_What is required:_
Provide the data again in its entirety, exactly as given.

-- Start of Entries supplied --

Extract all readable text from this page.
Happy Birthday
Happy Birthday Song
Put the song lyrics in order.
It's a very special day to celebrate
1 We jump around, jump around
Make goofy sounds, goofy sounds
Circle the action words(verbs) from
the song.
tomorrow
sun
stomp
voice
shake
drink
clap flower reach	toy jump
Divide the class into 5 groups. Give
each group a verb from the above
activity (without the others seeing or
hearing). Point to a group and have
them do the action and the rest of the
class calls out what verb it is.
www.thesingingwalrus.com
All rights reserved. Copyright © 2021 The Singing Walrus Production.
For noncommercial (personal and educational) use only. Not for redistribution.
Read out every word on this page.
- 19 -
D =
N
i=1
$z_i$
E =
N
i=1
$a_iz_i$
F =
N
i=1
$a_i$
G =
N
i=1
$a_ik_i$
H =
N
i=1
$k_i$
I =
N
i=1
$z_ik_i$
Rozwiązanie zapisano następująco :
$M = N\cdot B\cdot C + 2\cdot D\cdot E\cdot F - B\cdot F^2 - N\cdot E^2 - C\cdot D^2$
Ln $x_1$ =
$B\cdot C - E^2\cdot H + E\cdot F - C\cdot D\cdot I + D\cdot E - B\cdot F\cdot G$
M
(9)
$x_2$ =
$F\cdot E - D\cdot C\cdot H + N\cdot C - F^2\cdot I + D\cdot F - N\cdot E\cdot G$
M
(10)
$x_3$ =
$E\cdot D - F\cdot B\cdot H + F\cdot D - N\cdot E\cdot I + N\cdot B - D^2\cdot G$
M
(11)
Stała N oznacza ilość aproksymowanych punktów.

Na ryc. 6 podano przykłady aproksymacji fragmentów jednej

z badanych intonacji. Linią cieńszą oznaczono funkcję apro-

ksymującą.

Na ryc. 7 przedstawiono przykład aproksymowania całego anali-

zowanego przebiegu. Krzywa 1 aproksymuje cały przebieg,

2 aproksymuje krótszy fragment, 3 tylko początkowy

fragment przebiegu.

-- End of Entries supplied --

_Reply to the exercise:_
Extract all readable text from this page.
Happy Birthday
Happy Birthday Song
Put the song lyrics in order.
It's a very special day to celebrate
1 We jump around, jump around
Make goofy sounds, goofy sounds
Circle the action words(verbs) from
the song.
tomorrow
sun
stomp
voice
shake
drink
clap flower reach	toy jump
Divide the class into 5 groups. Give
each group a verb from the above
activity (without the others seeing or
hearing). Point to a group and have
them do the action and the rest of the
class calls out what verb it is.
www.thesingingwalrus.com
All rights reserved. Copyright © 2021 The Singing Walrus Production.
For noncommercial (personal and educational) use only. Not for redistribution.
Read out every word on this page.
- 19 -
D =
N
i=1
$z_i$
E =
N
i=1
$a_iz_i$
F =
N
i=1
$a_i$
G =
N
i=1
$a_ik_i$
H =
N
i=1
$k_i$
I =
N
i=1
$z_ik_i$
Rozwiązanie zapisano następująco :
$M = N\cdot B\cdot C + 2\cdot D\cdot E\cdot F - B\cdot F^2 - N\cdot E^2 - C\cdot D^2$
Ln $x_1$ =
$B\cdot C - E^2\cdot H + E\cdot F - C\cdot D\cdot I + D\cdot E - B\cdot F\cdot G$
M
(9)
$x_2$ =
$F\cdot E - D\cdot C\cdot H + N\cdot C - F^2\cdot I + D\cdot F - N\cdot E\cdot G$
M
(10)
$x_3$ =
$E\cdot D - F\cdot B\cdot H + F\cdot D - N\cdot E\cdot I + N\cdot B - D^2\cdot G$
M
(11)
Stała N oznacza ilość aproksymowanych punktów.

Na ryc. 6 podano przykłady aproksymacji fragmentów jednej

z badanych intonacji. Linią cieńszą oznaczono funkcję apro-

ksymującą.

Na ryc. 7 przedstawiono przykład aproksymowania całego anali-

zowanego przebiegu. Krzywa 1 aproksymuje cały przebieg,

2 aproksymuje krótszy fragment, 3 tylko początkowy

fragment przebiegu.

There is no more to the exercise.